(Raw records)
= = = =

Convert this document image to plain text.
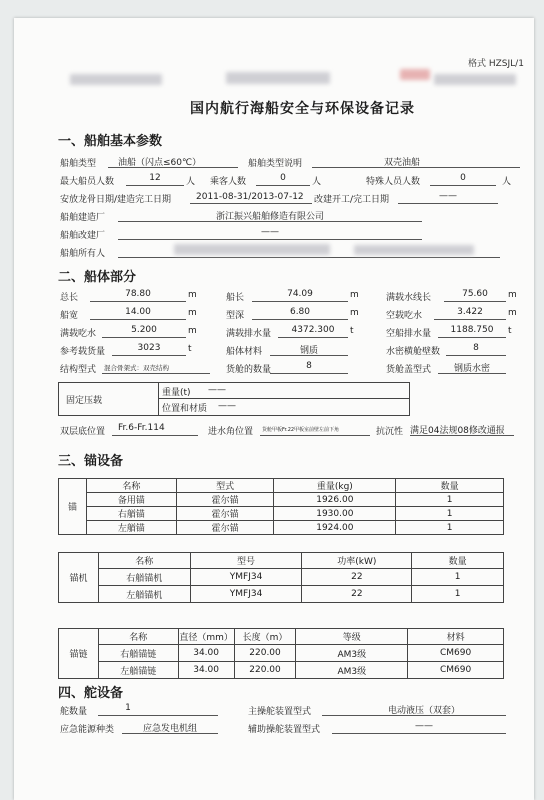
格式 HZSJL/1
国内航行海船安全与环保设备记录
一、船舶基本参数
船舶类型 油船（闪点≤60℃）	船舶类型说明	双壳油船
最大船员人数	12	人 乘客人数	0	人	特殊人员人数	0	人
安放龙骨日期/建造完工日期	2011-08-31/2013-07-12 改建开工/完工日期	——
船舶建造厂	浙江振兴船舶修造有限公司
船舶改建厂	——
船舶所有人
二、船体部分
总长	78.80	m	船长	74.09	m	满载水线长	75.60	m
船宽	14.00	m	型深	6.80	m	空载吃水	3.422	m
满载吃水	5.200	m	满载排水量	4372.300	t	空船排水量	1188.750	t
参考载货量	3023	t	船体材料	钢质	水密横舱壁数	8
结构型式 混合骨架式：双壳结构	货舱的数量	8	货舱盖型式	钢质水密
固定压载
重量(t) ——
位置和材质 ——
双层底位置 Fr.6-Fr.114	进水角位置 货舱甲板Fr.22甲板室前壁左前下角	抗沉性 满足04法规08修改通报
三、锚设备
锚	名称	型式	重量(kg)	数量
	备用锚	霍尔锚	1926.00	1
	右艏锚	霍尔锚	1930.00	1
	左艏锚	霍尔锚	1924.00	1
锚机	名称	型号	功率(kW)	数量
	右艏锚机	YMFJ34	22	1
	左艏锚机	YMFJ34	22	1
锚链	名称	直径（mm）	长度（m）	等级	材料
	右艏锚链	34.00	220.00	AM3级	CM690
	左艏锚链	34.00	220.00	AM3级	CM690
四、舵设备
舵数量	1	主操舵装置型式	电动液压（双套）
应急能源种类	应急发电机组	辅助操舵装置型式	——
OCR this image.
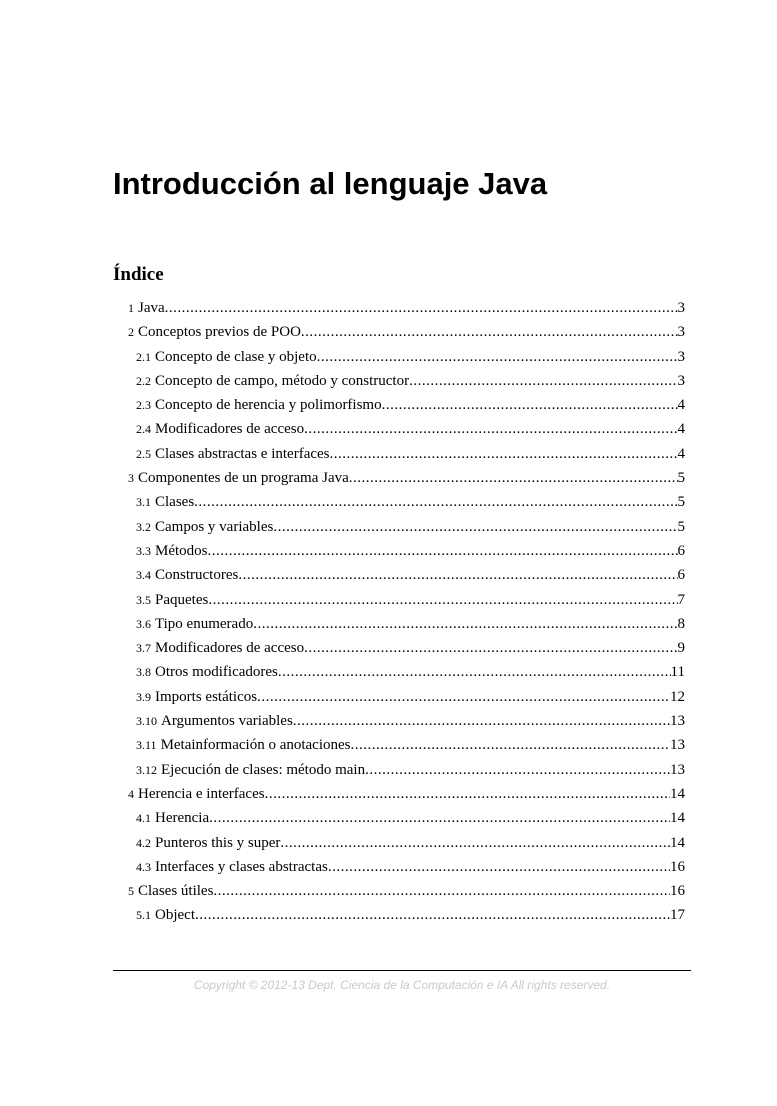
Introducción al lenguaje Java
Índice
1 Java .....	3
2 Conceptos previos de POO .....	3
2.1 Concepto de clase y objeto .....	3
2.2 Concepto de campo, método y constructor .....	3
2.3 Concepto de herencia y polimorfismo .....	4
2.4 Modificadores de acceso .....	4
2.5 Clases abstractas e interfaces .....	4
3 Componentes de un programa Java .....	5
3.1 Clases .....	5
3.2 Campos y variables .....	5
3.3 Métodos .....	6
3.4 Constructores .....	6
3.5 Paquetes .....	7
3.6 Tipo enumerado .....	8
3.7 Modificadores de acceso .....	9
3.8 Otros modificadores .....	11
3.9 Imports estáticos .....	12
3.10 Argumentos variables .....	13
3.11 Metainformación o anotaciones .....	13
3.12 Ejecución de clases: método main .....	13
4 Herencia e interfaces .....	14
4.1 Herencia .....	14
4.2 Punteros this y super .....	14
4.3 Interfaces y clases abstractas .....	16
5 Clases útiles .....	16
5.1 Object .....	17
Copyright © 2012-13 Dept. Ciencia de la Computación e IA All rights reserved.
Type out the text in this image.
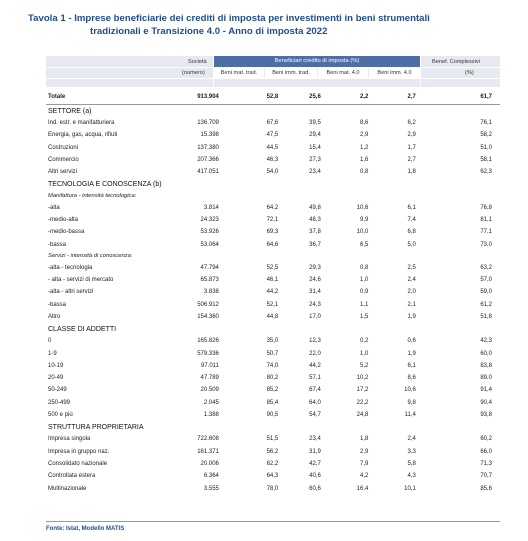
Tavola 1 - Imprese beneficiarie dei crediti di imposta per investimenti in beni strumentali
tradizionali e Transizione 4.0 - Anno di imposta 2022
Società
(numero)
Beneficiari credito di imposta (%)
Beni mat. trad.	Beni imm. trad.	Beni mat. 4.0	Beni imm. 4.0
Benef. Complessivi
(%)
Totale	913.904	52,8	25,6	2,2	2,7	61,7
SETTORE (a)						
Ind. estr. e manifatturiera	136.709	67,6	39,5	8,6	6,2	76,1
Energia, gas, acqua, rifiuti	15.398	47,5	29,4	2,9	2,9	58,2
Costruzioni	137.380	44,5	15,4	1,2	1,7	51,0
Commercio	207.366	46,3	27,3	1,6	2,7	58,1
Altri servizi	417.051	54,0	23,4	0,8	1,8	62,3
TECNOLOGIA E CONOSCENZA (b)						
Manifattura - intensità tecnologica:						
-alta	3.814	64,2	49,8	10,6	6,1	76,8
-medio-alta	24.323	72,1	48,3	9,9	7,4	81,1
-medio-bassa	53.926	69,3	37,8	10,0	6,8	77,1
-bassa	53.064	64,6	36,7	6,5	5,0	73,0
Servizi - intensità di conoscenza:						
-alta - tecnologia	47.794	52,5	29,3	0,8	2,5	63,2
- alta - servizi di mercato	65.873	46,1	24,6	1,0	2,4	57,0
-alta - altri servizi	3.838	44,2	31,4	0,9	2,0	59,0
-bassa	506.912	52,1	24,3	1,1	2,1	61,2
Altro	154.360	44,8	17,0	1,5	1,9	51,8
CLASSE DI ADDETTI						
0	165.826	35,0	12,3	0,2	0,6	42,3
1-9	579.336	50,7	22,0	1,0	1,9	60,0
10-19	97.011	74,0	44,2	5,2	6,1	83,8
20-49	47.789	80,2	57,1	10,2	8,6	89,0
50-249	20.509	85,2	67,4	17,2	10,6	91,4
250-499	2.045	85,4	64,0	22,2	9,8	90,4
500 e più	1.388	90,5	54,7	24,8	11,4	93,8
STRUTTURA PROPRIETARIA						
Impresa singola	722.608	51,5	23,4	1,8	2,4	60,2
Impresa in gruppo naz.	161.371	56,2	31,9	2,9	3,3	66,0
Consolidato nazionale	20.006	62,2	42,7	7,9	5,8	71,3
Controllata estera	6.364	64,3	40,6	4,2	4,3	70,7
Multinazionale	3.555	78,0	60,6	16,4	10,1	85,6
Fonte: Istat, Modello MATIS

= = = =

Give every record again exactly, apart from the pictures, which stay out.

Convert this document image to plain text.
格式 HZSJL/1
国内航行海船安全与环保设备记录
一、船舶基本参数
船舶类型 油船（闪点≤60℃）	船舶类型说明	双壳油船
最大船员人数	12	人 乘客人数	0	人	特殊人员人数	0	人
安放龙骨日期/建造完工日期	2011-08-31/2013-07-12 改建开工/完工日期	——
船舶建造厂	浙江振兴船舶修造有限公司
船舶改建厂	——
船舶所有人
二、船体部分
总长	78.80	m	船长	74.09	m	满载水线长	75.60	m
船宽	14.00	m	型深	6.80	m	空载吃水	3.422	m
满载吃水	5.200	m	满载排水量	4372.300	t	空船排水量	1188.750	t
参考载货量	3023	t	船体材料	钢质	水密横舱壁数	8
结构型式 混合骨架式：双壳结构	货舱的数量	8	货舱盖型式	钢质水密
固定压载
重量(t) ——
位置和材质 ——
双层底位置 Fr.6-Fr.114	进水角位置 货舱甲板Fr.22甲板室前壁左前下角	抗沉性 满足04法规08修改通报
三、锚设备
锚	名称	型式	重量(kg)	数量
	备用锚	霍尔锚	1926.00	1
	右艏锚	霍尔锚	1930.00	1
	左艏锚	霍尔锚	1924.00	1
锚机	名称	型号	功率(kW)	数量
	右艏锚机	YMFJ34	22	1
	左艏锚机	YMFJ34	22	1
锚链	名称	直径（mm）	长度（m）	等级	材料
	右艏锚链	34.00	220.00	AM3级	CM690
	左艏锚链	34.00	220.00	AM3级	CM690
四、舵设备
舵数量	1	主操舵装置型式	电动液压（双套）
应急能源种类	应急发电机组	辅助操舵装置型式	——
OCR this image.
Introducción al lenguaje Java
Índice
1 Java .....	3
2 Conceptos previos de POO .....	3
2.1 Concepto de clase y objeto .....	3
2.2 Concepto de campo, método y constructor .....	3
2.3 Concepto de herencia y polimorfismo .....	4
2.4 Modificadores de acceso .....	4
2.5 Clases abstractas e interfaces .....	4
3 Componentes de un programa Java .....	5
3.1 Clases .....	5
3.2 Campos y variables .....	5
3.3 Métodos .....	6
3.4 Constructores .....	6
3.5 Paquetes .....	7
3.6 Tipo enumerado .....	8
3.7 Modificadores de acceso .....	9
3.8 Otros modificadores .....	11
3.9 Imports estáticos .....	12
3.10 Argumentos variables .....	13
3.11 Metainformación o anotaciones .....	13
3.12 Ejecución de clases: método main .....	13
4 Herencia e interfaces .....	14
4.1 Herencia .....	14
4.2 Punteros this y super .....	14
4.3 Interfaces y clases abstractas .....	16
5 Clases útiles .....	16
5.1 Object .....	17
Copyright © 2012-13 Dept. Ciencia de la Computación e IA All rights reserved.
Type out the text in this image.
Tavola 1 - Imprese beneficiarie dei crediti di imposta per investimenti in beni strumentali
tradizionali e Transizione 4.0 - Anno di imposta 2022
Società
(numero)
Beneficiari credito di imposta (%)
Beni mat. trad.	Beni imm. trad.	Beni mat. 4.0	Beni imm. 4.0
Benef. Complessivi
(%)
Totale	913.904	52,8	25,6	2,2	2,7	61,7
SETTORE (a)						
Ind. estr. e manifatturiera	136.709	67,6	39,5	8,6	6,2	76,1
Energia, gas, acqua, rifiuti	15.398	47,5	29,4	2,9	2,9	58,2
Costruzioni	137.380	44,5	15,4	1,2	1,7	51,0
Commercio	207.366	46,3	27,3	1,6	2,7	58,1
Altri servizi	417.051	54,0	23,4	0,8	1,8	62,3
TECNOLOGIA E CONOSCENZA (b)						
Manifattura - intensità tecnologica:						
-alta	3.814	64,2	49,8	10,6	6,1	76,8
-medio-alta	24.323	72,1	48,3	9,9	7,4	81,1
-medio-bassa	53.926	69,3	37,8	10,0	6,8	77,1
-bassa	53.064	64,6	36,7	6,5	5,0	73,0
Servizi - intensità di conoscenza:						
-alta - tecnologia	47.794	52,5	29,3	0,8	2,5	63,2
- alta - servizi di mercato	65.873	46,1	24,6	1,0	2,4	57,0
-alta - altri servizi	3.838	44,2	31,4	0,9	2,0	59,0
-bassa	506.912	52,1	24,3	1,1	2,1	61,2
Altro	154.360	44,8	17,0	1,5	1,9	51,8
CLASSE DI ADDETTI						
0	165.826	35,0	12,3	0,2	0,6	42,3
1-9	579.336	50,7	22,0	1,0	1,9	60,0
10-19	97.011	74,0	44,2	5,2	6,1	83,8
20-49	47.789	80,2	57,1	10,2	8,6	89,0
50-249	20.509	85,2	67,4	17,2	10,6	91,4
250-499	2.045	85,4	64,0	22,2	9,8	90,4
500 e più	1.388	90,5	54,7	24,8	11,4	93,8
STRUTTURA PROPRIETARIA						
Impresa singola	722.608	51,5	23,4	1,8	2,4	60,2
Impresa in gruppo naz.	161.371	56,2	31,9	2,9	3,3	66,0
Consolidato nazionale	20.006	62,2	42,7	7,9	5,8	71,3
Controllata estera	6.364	64,3	40,6	4,2	4,3	70,7
Multinazionale	3.555	78,0	60,6	16,4	10,1	85,6
Fonte: Istat, Modello MATIS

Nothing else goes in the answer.